# Task prompt
Write out the material exactly, without any of its pictures.

# Dataset
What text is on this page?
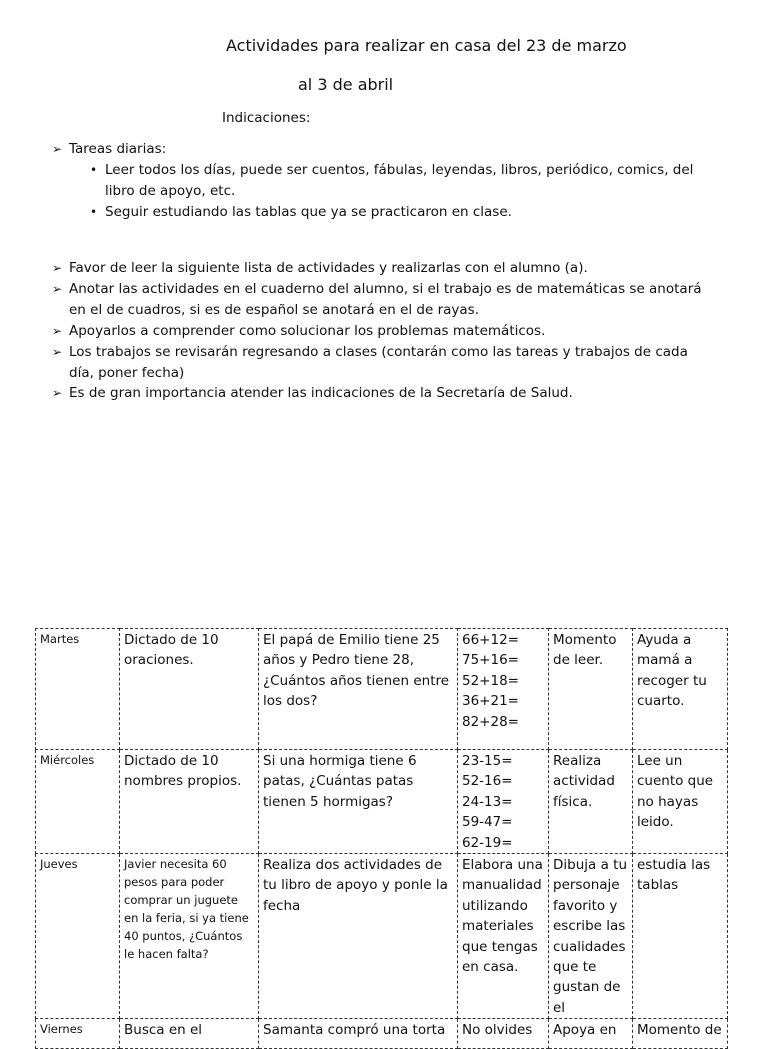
Actividades para realizar en casa del 23 de marzo
al 3 de abril
Indicaciones:
➢ Tareas diarias:
• Leer todos los días, puede ser cuentos, fábulas, leyendas, libros, periódico, comics, del
libro de apoyo, etc.
• Seguir estudiando las tablas que ya se practicaron en clase.
➢ Favor de leer la siguiente lista de actividades y realizarlas con el alumno (a).
➢ Anotar las actividades en el cuaderno del alumno, si el trabajo es de matemáticas se anotará
en el de cuadros, si es de español se anotará en el de rayas.
➢ Apoyarlos a comprender como solucionar los problemas matemáticos.
➢ Los trabajos se revisarán regresando a clases (contarán como las tareas y trabajos de cada
día, poner fecha)
➢ Es de gran importancia atender las indicaciones de la Secretaría de Salud.
Martes	Dictado de 10 oraciones.	El papá de Emilio tiene 25 años y Pedro tiene 28, ¿Cuántos años tienen entre los dos?	66+12=
75+16=
52+18=
36+21=
82+28=	Momento de leer.	Ayuda a mamá a recoger tu cuarto.
Miércoles	Dictado de 10 nombres propios.	Si una hormiga tiene 6 patas, ¿Cuántas patas tienen 5 hormigas?	23-15=
52-16=
24-13=
59-47=
62-19=	Realiza actividad física.	Lee un cuento que no hayas leido.
Jueves	Javier necesita 60 pesos para poder comprar un juguete en la feria, si ya tiene 40 puntos, ¿Cuántos le hacen falta?	Realiza dos actividades de tu libro de apoyo y ponle la fecha	Elabora una manualidad utilizando materiales que tengas en casa.	Dibuja a tu personaje favorito y escribe las cualidades que te gustan de el	estudia las tablas
Viernes	Busca en el	Samanta compró una torta	No olvides	Apoya en	Momento de
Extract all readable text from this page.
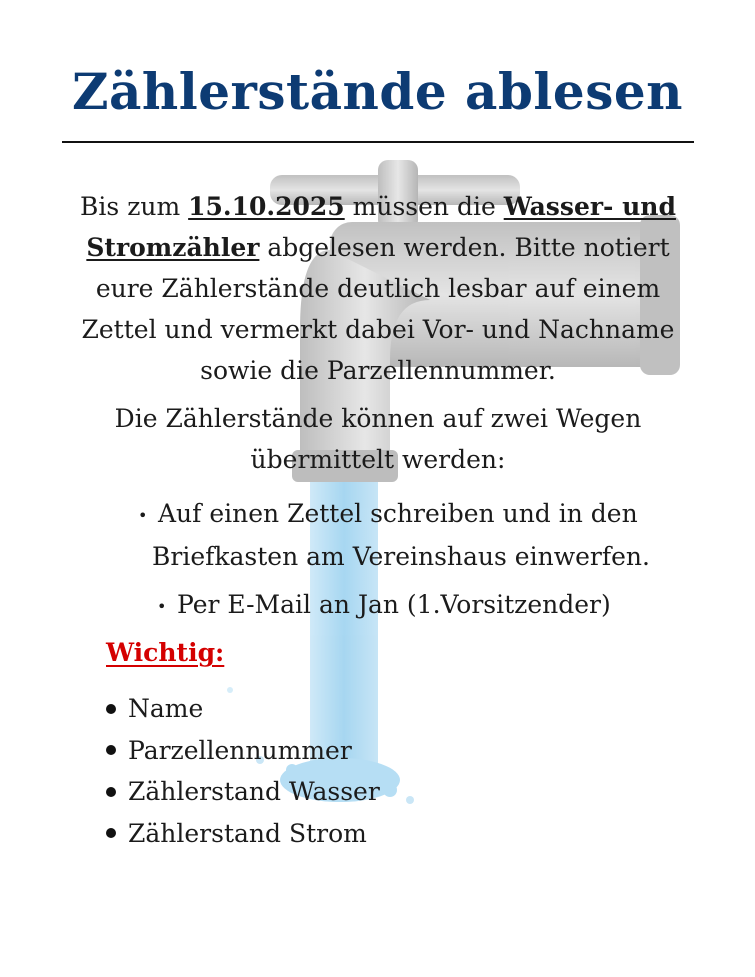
Zählerstände ablesen

Bis zum 15.10.2025 müssen die Wasser- und Stromzähler abgelesen werden. Bitte notiert eure Zählerstände deutlich lesbar auf einem Zettel und vermerkt dabei Vor- und Nachname sowie die Parzellennummer.

Die Zählerstände können auf zwei Wegen übermittelt werden:

• Auf einen Zettel schreiben und in den
Briefkasten am Vereinshaus einwerfen.
• Per E-Mail an Jan (1.Vorsitzender)

Wichtig:

Name
Parzellennummer
Zählerstand Wasser
Zählerstand Strom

# Expected output
What text is on this page?
Actividades para realizar en casa del 23 de marzo
al 3 de abril
Indicaciones:
➢ Tareas diarias:
• Leer todos los días, puede ser cuentos, fábulas, leyendas, libros, periódico, comics, del
libro de apoyo, etc.
• Seguir estudiando las tablas que ya se practicaron en clase.
➢ Favor de leer la siguiente lista de actividades y realizarlas con el alumno (a).
➢ Anotar las actividades en el cuaderno del alumno, si el trabajo es de matemáticas se anotará
en el de cuadros, si es de español se anotará en el de rayas.
➢ Apoyarlos a comprender como solucionar los problemas matemáticos.
➢ Los trabajos se revisarán regresando a clases (contarán como las tareas y trabajos de cada
día, poner fecha)
➢ Es de gran importancia atender las indicaciones de la Secretaría de Salud.
Martes	Dictado de 10 oraciones.	El papá de Emilio tiene 25 años y Pedro tiene 28, ¿Cuántos años tienen entre los dos?	66+12=
75+16=
52+18=
36+21=
82+28=	Momento de leer.	Ayuda a mamá a recoger tu cuarto.
Miércoles	Dictado de 10 nombres propios.	Si una hormiga tiene 6 patas, ¿Cuántas patas tienen 5 hormigas?	23-15=
52-16=
24-13=
59-47=
62-19=	Realiza actividad física.	Lee un cuento que no hayas leido.
Jueves	Javier necesita 60 pesos para poder comprar un juguete en la feria, si ya tiene 40 puntos, ¿Cuántos le hacen falta?	Realiza dos actividades de tu libro de apoyo y ponle la fecha	Elabora una manualidad utilizando materiales que tengas en casa.	Dibuja a tu personaje favorito y escribe las cualidades que te gustan de el	estudia las tablas
Viernes	Busca en el	Samanta compró una torta	No olvides	Apoya en	Momento de
Extract all readable text from this page.
Zählerstände ablesen

Bis zum 15.10.2025 müssen die Wasser- und Stromzähler abgelesen werden. Bitte notiert eure Zählerstände deutlich lesbar auf einem Zettel und vermerkt dabei Vor- und Nachname sowie die Parzellennummer.

Die Zählerstände können auf zwei Wegen übermittelt werden:

• Auf einen Zettel schreiben und in den
Briefkasten am Vereinshaus einwerfen.
• Per E-Mail an Jan (1.Vorsitzender)

Wichtig:

Name
Parzellennummer
Zählerstand Wasser
Zählerstand Strom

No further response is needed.